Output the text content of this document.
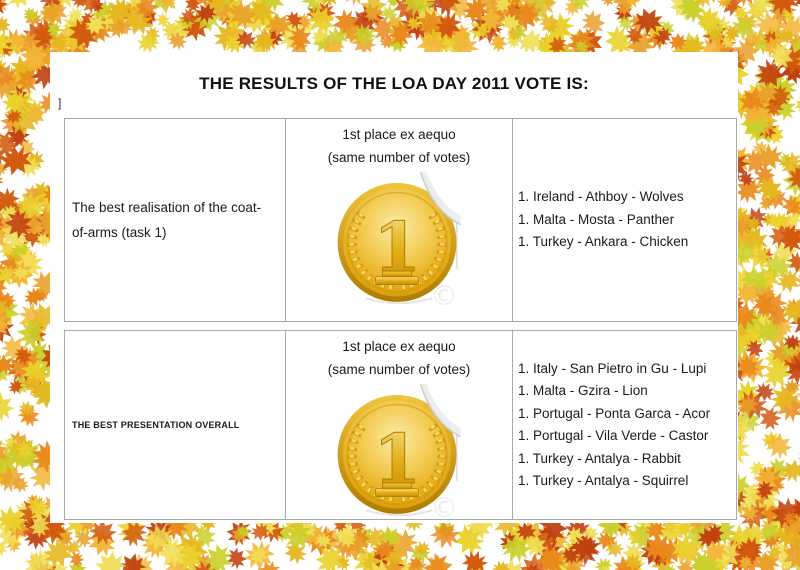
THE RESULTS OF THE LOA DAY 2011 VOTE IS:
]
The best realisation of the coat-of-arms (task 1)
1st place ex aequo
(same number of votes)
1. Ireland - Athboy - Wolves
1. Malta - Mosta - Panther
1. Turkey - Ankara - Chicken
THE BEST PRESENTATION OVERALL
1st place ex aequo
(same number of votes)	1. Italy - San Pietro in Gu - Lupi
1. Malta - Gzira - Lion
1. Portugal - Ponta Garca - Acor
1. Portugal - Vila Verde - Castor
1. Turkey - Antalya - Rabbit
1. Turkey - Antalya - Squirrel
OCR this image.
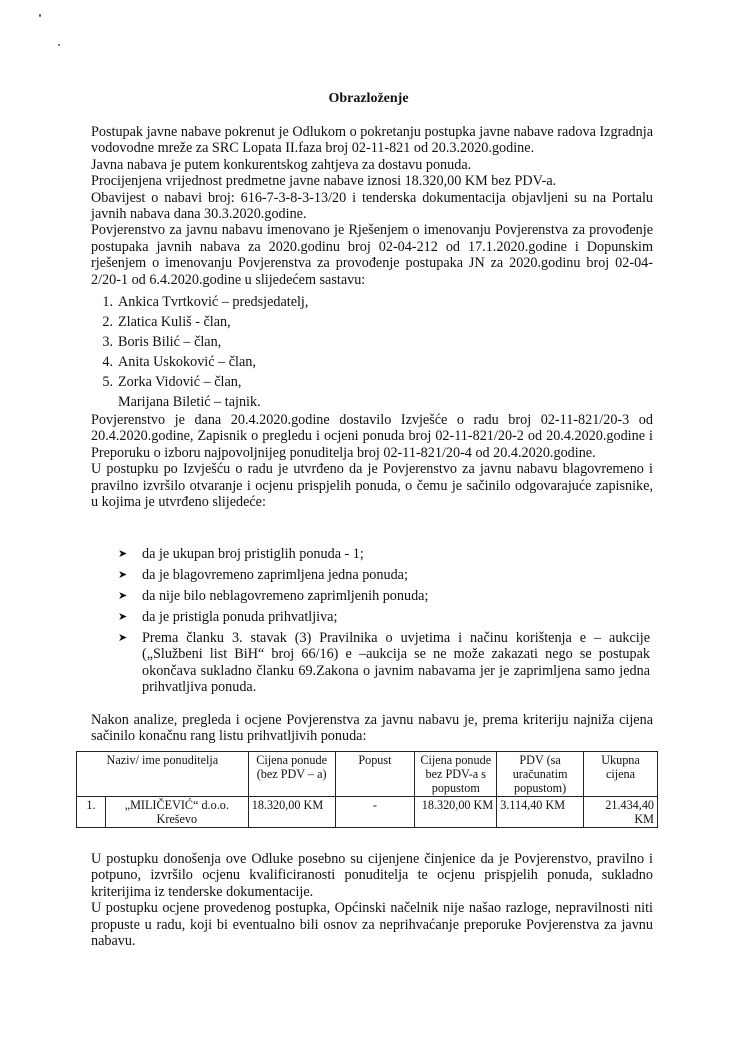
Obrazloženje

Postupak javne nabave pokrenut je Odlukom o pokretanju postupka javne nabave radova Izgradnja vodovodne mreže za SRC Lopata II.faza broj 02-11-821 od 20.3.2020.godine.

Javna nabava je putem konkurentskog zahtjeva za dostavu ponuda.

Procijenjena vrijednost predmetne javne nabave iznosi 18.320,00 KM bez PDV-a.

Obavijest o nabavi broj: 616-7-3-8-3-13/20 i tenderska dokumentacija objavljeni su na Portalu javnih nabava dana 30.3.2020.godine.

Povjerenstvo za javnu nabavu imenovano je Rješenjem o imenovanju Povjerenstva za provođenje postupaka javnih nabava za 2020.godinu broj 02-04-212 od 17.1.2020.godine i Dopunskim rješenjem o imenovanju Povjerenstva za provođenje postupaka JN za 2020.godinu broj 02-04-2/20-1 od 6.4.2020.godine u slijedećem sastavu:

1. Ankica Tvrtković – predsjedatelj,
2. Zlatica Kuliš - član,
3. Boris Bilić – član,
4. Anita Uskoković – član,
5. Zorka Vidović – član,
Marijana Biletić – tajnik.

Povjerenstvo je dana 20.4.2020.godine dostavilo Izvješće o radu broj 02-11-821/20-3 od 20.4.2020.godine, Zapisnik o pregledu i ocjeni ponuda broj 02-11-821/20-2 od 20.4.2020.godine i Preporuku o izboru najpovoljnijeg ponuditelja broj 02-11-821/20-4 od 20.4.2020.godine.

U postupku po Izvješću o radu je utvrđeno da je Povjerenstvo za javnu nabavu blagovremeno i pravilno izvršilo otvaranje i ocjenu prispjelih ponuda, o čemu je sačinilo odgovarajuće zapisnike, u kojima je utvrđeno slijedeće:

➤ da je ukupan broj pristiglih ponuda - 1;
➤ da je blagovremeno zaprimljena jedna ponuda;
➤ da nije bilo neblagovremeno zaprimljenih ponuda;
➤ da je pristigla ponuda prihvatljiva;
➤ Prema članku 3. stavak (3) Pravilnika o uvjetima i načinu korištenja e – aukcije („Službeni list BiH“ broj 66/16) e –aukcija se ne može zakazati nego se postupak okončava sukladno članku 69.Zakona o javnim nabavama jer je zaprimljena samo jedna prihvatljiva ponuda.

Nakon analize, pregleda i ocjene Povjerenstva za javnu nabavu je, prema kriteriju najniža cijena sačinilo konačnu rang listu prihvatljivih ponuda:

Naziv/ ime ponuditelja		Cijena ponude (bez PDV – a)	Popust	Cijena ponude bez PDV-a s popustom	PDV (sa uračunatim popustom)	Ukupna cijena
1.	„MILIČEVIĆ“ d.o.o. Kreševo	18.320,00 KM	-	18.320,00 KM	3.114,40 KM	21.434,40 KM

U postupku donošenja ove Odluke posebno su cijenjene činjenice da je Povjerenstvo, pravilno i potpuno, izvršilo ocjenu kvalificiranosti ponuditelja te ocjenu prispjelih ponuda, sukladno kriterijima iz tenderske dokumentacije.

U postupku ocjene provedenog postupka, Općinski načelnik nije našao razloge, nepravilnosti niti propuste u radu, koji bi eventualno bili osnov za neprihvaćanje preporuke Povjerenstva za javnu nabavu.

§ STATED EXERCISE
In the material above, find the lines that contain "number" and show them.

§ THE REPLY
(same number of votes)
(same number of votes)	1. Italy - San Pietro in Gu - Lupi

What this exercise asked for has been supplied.